*Problem to work on*: List all lines of the data that include the string "cover".

*Stored data*:
┄┄┄┄┄┄┄┄┄┄

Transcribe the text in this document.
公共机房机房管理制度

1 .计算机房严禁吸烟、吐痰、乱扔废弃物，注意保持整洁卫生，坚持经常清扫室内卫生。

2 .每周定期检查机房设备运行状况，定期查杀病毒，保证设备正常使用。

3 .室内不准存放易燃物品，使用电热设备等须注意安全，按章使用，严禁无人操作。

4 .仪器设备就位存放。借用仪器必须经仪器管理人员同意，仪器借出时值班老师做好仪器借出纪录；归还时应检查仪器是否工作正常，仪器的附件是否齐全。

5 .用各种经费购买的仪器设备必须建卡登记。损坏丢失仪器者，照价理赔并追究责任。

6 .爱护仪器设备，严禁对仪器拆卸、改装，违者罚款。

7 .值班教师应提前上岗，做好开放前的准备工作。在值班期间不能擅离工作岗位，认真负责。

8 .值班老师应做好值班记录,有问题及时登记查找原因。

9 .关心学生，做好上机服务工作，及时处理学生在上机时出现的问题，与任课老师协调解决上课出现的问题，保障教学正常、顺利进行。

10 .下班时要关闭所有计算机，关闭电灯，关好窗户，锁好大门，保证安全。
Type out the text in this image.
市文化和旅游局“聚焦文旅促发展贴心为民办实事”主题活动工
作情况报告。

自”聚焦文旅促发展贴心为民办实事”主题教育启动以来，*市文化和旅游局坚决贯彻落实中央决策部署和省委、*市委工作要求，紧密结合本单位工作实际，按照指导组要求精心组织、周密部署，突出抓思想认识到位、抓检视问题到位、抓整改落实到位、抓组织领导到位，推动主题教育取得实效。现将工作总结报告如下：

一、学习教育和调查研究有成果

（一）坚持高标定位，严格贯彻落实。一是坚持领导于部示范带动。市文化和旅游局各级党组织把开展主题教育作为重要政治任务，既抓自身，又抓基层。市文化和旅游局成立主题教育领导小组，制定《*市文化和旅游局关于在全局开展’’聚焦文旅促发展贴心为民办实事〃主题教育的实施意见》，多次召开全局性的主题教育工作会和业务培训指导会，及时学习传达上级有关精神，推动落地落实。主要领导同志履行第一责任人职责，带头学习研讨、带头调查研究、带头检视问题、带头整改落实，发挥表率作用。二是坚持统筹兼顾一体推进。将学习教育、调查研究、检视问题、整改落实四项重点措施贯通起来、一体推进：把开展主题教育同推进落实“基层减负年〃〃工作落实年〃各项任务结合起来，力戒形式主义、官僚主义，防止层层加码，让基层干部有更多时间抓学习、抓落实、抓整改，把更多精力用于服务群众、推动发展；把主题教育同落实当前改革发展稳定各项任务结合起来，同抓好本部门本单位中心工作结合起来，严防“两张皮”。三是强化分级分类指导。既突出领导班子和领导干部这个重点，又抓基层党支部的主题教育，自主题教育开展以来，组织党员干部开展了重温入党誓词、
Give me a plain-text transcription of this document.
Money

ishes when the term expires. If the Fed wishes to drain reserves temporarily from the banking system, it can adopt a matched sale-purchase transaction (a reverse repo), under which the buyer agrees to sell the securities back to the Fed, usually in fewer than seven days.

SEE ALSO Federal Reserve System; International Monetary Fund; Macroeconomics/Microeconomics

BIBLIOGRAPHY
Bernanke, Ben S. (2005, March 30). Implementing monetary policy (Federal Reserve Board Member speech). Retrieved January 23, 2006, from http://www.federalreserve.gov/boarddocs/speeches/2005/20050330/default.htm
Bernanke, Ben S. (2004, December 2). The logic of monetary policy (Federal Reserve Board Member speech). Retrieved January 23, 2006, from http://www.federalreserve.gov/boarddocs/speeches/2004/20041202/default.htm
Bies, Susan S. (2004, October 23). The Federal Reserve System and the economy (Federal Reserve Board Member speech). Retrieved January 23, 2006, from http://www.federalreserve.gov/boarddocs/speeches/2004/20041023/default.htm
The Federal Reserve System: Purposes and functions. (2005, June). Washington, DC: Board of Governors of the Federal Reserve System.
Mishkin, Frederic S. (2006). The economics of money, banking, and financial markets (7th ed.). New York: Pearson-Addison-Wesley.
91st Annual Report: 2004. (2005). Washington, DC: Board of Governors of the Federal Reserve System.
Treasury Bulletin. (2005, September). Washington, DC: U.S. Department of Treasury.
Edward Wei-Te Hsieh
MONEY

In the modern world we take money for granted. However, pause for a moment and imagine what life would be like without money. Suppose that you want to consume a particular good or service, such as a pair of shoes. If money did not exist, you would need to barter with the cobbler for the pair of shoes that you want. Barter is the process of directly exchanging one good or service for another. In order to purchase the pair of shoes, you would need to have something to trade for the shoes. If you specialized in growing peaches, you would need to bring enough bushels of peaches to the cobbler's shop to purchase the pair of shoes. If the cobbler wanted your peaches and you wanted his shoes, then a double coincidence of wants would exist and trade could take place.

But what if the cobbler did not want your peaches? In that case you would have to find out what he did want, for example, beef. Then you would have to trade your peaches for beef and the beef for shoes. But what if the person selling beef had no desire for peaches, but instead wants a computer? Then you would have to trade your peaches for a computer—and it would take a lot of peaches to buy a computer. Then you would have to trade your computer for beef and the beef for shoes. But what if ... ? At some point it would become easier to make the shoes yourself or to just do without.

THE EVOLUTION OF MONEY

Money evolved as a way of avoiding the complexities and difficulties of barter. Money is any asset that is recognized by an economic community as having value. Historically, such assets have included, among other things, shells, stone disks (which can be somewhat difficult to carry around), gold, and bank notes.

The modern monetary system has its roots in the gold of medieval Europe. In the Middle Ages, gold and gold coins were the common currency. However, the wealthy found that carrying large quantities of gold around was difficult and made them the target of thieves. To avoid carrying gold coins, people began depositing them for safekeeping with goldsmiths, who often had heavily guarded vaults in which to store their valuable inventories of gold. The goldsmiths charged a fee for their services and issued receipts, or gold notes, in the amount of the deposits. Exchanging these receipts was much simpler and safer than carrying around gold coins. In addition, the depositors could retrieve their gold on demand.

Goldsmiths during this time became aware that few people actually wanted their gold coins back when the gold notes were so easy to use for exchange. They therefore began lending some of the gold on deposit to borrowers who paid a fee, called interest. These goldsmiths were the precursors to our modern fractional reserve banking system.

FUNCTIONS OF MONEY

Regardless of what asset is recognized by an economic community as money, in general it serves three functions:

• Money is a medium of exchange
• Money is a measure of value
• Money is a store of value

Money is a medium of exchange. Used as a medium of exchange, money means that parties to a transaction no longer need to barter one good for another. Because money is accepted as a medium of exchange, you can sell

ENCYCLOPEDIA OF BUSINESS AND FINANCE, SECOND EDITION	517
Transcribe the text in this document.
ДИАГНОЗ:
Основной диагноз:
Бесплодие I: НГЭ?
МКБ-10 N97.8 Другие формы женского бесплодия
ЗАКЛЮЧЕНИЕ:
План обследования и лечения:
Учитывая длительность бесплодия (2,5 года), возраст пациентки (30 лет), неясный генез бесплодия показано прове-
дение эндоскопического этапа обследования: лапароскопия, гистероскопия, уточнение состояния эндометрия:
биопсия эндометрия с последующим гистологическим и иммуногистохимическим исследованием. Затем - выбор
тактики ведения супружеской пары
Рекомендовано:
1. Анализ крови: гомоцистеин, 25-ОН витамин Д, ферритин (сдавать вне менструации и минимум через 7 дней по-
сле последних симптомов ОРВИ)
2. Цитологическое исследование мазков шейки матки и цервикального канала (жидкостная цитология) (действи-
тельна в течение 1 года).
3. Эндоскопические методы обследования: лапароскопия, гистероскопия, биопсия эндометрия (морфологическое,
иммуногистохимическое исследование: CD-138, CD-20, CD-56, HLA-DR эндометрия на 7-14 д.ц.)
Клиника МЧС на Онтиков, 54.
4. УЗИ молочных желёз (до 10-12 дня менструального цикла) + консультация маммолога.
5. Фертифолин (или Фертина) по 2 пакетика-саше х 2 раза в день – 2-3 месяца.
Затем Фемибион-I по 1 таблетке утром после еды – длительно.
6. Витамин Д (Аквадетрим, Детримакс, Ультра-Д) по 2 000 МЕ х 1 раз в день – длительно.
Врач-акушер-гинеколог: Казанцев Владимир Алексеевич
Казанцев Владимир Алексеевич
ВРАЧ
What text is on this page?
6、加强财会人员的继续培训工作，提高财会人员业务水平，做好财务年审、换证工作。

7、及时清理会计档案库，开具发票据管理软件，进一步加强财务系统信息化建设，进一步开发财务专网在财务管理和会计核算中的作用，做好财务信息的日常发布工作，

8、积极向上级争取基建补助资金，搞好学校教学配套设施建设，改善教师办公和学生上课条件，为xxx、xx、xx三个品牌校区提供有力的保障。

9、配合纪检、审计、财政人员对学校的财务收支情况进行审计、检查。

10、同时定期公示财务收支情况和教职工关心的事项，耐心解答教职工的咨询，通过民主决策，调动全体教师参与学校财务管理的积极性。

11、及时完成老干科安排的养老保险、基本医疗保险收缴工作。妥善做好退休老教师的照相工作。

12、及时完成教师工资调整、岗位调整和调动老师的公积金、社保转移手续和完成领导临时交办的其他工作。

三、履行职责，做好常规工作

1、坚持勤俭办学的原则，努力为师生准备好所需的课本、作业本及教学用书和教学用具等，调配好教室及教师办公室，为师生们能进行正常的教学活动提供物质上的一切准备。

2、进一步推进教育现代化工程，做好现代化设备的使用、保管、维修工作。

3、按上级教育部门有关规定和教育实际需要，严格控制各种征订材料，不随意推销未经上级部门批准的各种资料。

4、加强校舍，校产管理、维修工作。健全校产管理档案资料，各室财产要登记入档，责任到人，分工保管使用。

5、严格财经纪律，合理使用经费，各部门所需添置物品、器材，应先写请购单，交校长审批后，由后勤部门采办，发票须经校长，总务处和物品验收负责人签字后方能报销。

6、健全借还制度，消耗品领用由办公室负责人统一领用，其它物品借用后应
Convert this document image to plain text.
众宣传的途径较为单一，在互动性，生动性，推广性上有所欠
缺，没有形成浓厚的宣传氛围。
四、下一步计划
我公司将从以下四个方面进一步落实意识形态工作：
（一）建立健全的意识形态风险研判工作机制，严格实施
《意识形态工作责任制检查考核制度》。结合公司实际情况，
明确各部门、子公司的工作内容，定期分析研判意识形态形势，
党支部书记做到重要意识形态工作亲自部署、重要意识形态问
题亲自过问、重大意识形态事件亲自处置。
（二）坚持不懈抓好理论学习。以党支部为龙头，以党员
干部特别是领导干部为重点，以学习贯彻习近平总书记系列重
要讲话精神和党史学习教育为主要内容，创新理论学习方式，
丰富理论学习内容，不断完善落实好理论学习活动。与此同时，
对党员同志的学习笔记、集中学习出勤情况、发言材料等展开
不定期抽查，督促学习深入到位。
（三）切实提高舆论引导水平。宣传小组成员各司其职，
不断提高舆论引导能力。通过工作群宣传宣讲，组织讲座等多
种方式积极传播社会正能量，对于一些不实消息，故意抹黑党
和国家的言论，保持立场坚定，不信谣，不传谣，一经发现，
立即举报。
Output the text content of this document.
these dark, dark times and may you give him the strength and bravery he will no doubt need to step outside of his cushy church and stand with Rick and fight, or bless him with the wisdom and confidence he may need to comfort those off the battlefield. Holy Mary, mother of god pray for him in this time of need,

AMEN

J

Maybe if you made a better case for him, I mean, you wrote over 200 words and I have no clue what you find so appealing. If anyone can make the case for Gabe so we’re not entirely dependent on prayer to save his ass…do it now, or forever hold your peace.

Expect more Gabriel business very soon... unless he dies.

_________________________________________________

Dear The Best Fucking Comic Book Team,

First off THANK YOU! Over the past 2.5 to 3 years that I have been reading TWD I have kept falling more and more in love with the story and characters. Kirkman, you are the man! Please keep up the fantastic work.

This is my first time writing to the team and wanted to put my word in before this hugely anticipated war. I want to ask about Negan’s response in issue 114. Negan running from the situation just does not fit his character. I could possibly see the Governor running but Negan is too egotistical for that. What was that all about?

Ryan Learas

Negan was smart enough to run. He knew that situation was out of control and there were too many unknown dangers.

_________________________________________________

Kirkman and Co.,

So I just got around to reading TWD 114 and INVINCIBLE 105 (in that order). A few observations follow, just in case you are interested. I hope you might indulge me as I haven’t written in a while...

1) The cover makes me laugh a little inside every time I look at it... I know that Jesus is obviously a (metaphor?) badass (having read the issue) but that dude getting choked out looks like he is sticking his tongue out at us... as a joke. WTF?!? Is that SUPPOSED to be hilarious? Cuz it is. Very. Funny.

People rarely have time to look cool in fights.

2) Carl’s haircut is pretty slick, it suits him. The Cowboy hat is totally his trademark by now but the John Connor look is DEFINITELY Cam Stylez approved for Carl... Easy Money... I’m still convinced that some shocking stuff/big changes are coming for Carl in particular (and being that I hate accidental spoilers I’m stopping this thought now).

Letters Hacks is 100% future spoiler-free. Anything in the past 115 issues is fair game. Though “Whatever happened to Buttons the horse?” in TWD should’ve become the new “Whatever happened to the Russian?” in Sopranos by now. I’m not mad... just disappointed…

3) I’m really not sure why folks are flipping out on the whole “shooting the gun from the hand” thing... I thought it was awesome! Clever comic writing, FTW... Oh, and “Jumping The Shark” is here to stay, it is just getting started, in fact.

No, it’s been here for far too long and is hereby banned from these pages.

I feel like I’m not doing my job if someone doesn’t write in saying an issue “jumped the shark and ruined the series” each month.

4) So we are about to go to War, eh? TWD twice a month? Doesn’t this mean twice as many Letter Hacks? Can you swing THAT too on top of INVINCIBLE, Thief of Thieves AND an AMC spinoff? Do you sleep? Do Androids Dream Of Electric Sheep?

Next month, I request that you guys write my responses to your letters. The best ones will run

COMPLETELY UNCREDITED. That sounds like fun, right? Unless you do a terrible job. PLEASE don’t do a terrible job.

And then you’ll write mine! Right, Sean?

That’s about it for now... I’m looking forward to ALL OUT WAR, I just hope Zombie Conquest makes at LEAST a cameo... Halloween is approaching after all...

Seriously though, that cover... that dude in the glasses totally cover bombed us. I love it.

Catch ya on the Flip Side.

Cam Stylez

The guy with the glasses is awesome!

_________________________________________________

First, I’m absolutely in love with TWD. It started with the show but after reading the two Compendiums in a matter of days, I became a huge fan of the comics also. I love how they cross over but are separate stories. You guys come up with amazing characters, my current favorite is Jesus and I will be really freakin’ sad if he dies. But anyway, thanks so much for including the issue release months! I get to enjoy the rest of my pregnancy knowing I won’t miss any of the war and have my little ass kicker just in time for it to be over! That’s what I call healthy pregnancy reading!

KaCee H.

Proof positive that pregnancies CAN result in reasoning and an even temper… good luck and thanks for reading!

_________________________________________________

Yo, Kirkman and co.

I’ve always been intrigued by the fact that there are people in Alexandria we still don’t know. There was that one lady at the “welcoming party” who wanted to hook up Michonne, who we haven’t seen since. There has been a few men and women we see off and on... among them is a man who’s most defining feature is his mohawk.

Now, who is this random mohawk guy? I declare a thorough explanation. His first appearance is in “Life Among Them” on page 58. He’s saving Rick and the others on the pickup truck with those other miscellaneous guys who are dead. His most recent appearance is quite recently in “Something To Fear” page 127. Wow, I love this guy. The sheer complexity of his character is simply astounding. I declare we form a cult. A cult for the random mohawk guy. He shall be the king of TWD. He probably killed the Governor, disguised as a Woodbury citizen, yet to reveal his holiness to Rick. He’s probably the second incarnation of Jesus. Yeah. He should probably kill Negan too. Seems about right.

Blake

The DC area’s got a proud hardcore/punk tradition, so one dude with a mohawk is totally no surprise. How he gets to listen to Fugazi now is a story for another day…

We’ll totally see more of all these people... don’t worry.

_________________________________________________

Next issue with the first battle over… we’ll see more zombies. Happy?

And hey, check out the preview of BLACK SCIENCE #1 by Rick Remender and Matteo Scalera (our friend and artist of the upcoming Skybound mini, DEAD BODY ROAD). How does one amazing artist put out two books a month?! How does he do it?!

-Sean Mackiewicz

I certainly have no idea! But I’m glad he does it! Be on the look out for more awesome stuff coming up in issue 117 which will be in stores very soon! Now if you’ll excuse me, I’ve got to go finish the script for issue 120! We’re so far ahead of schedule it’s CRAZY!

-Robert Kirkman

┄┄┄┄┄┄┄┄┄┄

*Output of the exercise*:
1) The cover makes me laugh a little inside every time I look at it... I know that Jesus is obviously a (metaphor?) badass (having read the issue) but that dude getting choked out looks like he is sticking his tongue out at us... as a joke. WTF?!? Is that SUPPOSED to be hilarious? Cuz it is. Very. Funny.
Seriously though, that cover... that dude in the glasses totally cover bombed us. I love it.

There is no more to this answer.